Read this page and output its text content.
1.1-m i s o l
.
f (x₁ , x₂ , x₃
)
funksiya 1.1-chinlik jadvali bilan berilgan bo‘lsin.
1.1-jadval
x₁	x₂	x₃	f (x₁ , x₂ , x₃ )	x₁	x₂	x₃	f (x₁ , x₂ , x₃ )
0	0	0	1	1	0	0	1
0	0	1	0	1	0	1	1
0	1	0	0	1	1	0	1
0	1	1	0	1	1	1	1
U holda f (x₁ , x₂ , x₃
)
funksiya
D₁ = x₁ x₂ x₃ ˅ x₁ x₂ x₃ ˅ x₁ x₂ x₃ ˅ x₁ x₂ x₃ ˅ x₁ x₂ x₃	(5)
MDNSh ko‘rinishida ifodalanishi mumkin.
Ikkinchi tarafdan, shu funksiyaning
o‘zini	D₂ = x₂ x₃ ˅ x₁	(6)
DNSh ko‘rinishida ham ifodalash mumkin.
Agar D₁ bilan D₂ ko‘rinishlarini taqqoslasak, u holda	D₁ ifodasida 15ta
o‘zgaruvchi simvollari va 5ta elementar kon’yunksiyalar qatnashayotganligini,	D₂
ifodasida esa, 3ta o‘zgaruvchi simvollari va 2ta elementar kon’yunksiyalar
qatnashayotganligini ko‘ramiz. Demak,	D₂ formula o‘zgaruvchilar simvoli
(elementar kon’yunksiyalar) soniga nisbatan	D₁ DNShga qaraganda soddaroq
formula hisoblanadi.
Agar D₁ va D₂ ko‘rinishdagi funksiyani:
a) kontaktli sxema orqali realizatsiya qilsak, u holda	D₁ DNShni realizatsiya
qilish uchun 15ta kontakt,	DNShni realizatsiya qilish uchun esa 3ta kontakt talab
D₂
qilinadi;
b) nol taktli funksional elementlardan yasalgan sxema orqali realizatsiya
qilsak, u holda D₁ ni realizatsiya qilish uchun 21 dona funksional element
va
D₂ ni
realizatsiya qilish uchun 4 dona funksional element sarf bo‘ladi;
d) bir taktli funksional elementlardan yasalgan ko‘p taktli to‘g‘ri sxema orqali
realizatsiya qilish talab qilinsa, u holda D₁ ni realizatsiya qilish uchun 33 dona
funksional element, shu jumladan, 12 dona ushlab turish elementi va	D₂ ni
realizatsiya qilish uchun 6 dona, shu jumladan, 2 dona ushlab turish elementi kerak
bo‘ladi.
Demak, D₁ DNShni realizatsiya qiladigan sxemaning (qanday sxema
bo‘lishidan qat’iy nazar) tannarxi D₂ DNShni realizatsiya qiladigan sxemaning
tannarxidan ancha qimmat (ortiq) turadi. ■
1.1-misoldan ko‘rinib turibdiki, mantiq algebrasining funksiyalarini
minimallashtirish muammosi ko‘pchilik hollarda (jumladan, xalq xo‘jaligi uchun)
────
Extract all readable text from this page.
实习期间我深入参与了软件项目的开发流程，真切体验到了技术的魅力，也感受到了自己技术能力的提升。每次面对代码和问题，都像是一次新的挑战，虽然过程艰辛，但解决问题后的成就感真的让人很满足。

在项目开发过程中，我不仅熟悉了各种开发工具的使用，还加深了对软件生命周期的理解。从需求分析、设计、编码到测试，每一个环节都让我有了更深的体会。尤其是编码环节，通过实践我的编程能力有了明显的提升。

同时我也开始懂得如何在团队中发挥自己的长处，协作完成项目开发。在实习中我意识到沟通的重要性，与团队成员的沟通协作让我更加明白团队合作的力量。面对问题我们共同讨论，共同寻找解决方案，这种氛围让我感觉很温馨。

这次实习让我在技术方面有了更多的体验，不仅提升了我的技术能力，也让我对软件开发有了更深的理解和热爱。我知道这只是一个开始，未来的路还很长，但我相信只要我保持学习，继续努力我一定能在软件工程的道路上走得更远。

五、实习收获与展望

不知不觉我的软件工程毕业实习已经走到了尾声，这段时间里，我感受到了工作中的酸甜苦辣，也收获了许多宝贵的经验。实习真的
────
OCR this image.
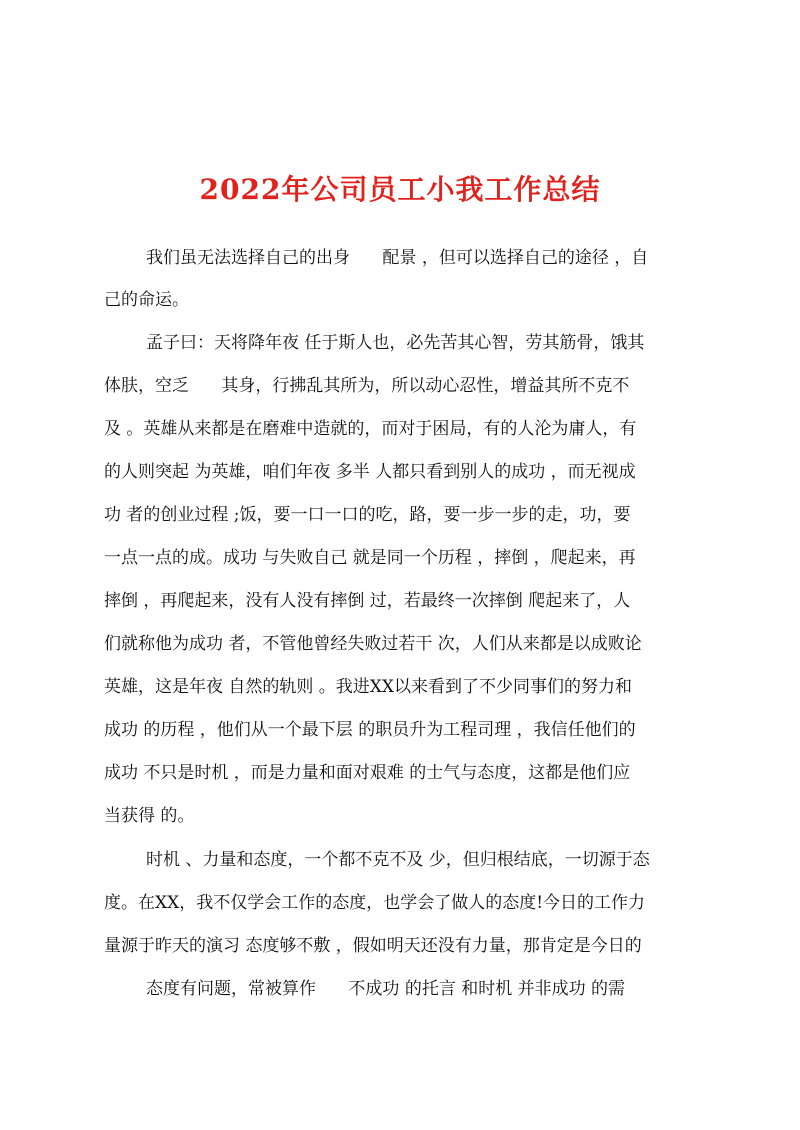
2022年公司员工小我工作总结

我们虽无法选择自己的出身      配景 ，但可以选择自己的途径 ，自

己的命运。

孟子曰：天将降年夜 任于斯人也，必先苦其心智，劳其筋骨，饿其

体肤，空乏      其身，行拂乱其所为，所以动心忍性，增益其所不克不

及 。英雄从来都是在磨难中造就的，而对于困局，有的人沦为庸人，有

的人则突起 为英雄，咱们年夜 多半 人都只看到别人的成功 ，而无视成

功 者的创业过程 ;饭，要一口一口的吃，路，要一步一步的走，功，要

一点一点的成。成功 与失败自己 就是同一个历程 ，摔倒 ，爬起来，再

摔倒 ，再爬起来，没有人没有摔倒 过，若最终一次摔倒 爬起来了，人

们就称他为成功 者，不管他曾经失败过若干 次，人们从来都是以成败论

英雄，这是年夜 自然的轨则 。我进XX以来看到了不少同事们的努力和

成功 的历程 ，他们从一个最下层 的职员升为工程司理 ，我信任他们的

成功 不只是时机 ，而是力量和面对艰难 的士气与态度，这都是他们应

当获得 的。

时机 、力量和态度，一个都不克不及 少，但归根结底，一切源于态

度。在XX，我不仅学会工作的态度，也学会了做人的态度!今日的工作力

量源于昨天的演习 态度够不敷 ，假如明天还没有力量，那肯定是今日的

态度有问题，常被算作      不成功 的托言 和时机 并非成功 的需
────
STATED TASK. Take every line that includes the string "orqali" and copy it.

ANSWER TO THIS EXERCISE.
a) kontaktli sxema orqali realizatsiya qilsak, u holda	D₁ DNShni realizatsiya
b) nol taktli funksional elementlardan yasalgan sxema orqali realizatsiya
d) bir taktli funksional elementlardan yasalgan ko‘p taktli to‘g‘ri sxema orqali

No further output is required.